Work to do >> Your task is to copy every line of this material exactly.

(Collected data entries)

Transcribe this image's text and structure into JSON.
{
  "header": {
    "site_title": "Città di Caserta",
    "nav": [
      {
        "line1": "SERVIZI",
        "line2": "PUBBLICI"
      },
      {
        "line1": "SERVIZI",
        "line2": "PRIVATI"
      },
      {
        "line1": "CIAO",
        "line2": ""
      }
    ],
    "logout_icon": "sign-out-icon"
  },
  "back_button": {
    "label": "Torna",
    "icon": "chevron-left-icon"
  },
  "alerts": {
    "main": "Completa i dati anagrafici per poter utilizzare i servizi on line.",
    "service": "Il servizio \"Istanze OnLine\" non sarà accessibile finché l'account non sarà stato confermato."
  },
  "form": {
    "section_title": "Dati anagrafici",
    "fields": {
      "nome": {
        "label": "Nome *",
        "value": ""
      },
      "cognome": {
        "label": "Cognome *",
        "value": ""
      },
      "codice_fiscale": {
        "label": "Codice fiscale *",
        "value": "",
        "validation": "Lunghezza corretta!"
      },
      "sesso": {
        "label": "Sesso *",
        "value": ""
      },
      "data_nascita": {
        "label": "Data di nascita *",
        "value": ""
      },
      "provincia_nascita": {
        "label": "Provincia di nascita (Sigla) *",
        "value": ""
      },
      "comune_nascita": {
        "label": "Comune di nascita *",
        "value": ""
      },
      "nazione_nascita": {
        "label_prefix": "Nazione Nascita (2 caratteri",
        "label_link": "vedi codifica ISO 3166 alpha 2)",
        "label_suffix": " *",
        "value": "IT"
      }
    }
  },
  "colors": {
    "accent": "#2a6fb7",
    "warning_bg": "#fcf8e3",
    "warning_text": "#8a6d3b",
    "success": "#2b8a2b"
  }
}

Result >>
Transcribe this image's text and structure into JSON.
{
  "header": {
    "site_title": "Città di Caserta",
    "nav": [
      {
        "line1": "SERVIZI",
        "line2": "PUBBLICI"
      },
      {
        "line1": "SERVIZI",
        "line2": "PRIVATI"
      },
      {
        "line1": "CIAO",
        "line2": ""
      }
    ],
    "logout_icon": "sign-out-icon"
  },
  "back_button": {
    "label": "Torna",
    "icon": "chevron-left-icon"
  },
  "alerts": {
    "main": "Completa i dati anagrafici per poter utilizzare i servizi on line.",
    "service": "Il servizio \"Istanze OnLine\" non sarà accessibile finché l'account non sarà stato confermato."
  },
  "form": {
    "section_title": "Dati anagrafici",
    "fields": {
      "nome": {
        "label": "Nome *",
        "value": ""
      },
      "cognome": {
        "label": "Cognome *",
        "value": ""
      },
      "codice_fiscale": {
        "label": "Codice fiscale *",
        "value": "",
        "validation": "Lunghezza corretta!"
      },
      "sesso": {
        "label": "Sesso *",
        "value": ""
      },
      "data_nascita": {
        "label": "Data di nascita *",
        "value": ""
      },
      "provincia_nascita": {
        "label": "Provincia di nascita (Sigla) *",
        "value": ""
      },
      "comune_nascita": {
        "label": "Comune di nascita *",
        "value": ""
      },
      "nazione_nascita": {
        "label_prefix": "Nazione Nascita (2 caratteri",
        "label_link": "vedi codifica ISO 3166 alpha 2)",
        "label_suffix": " *",
        "value": "IT"
      }
    }
  },
  "colors": {
    "accent": "#2a6fb7",
    "warning_bg": "#fcf8e3",
    "warning_text": "#8a6d3b",
    "success": "#2b8a2b"
  }
}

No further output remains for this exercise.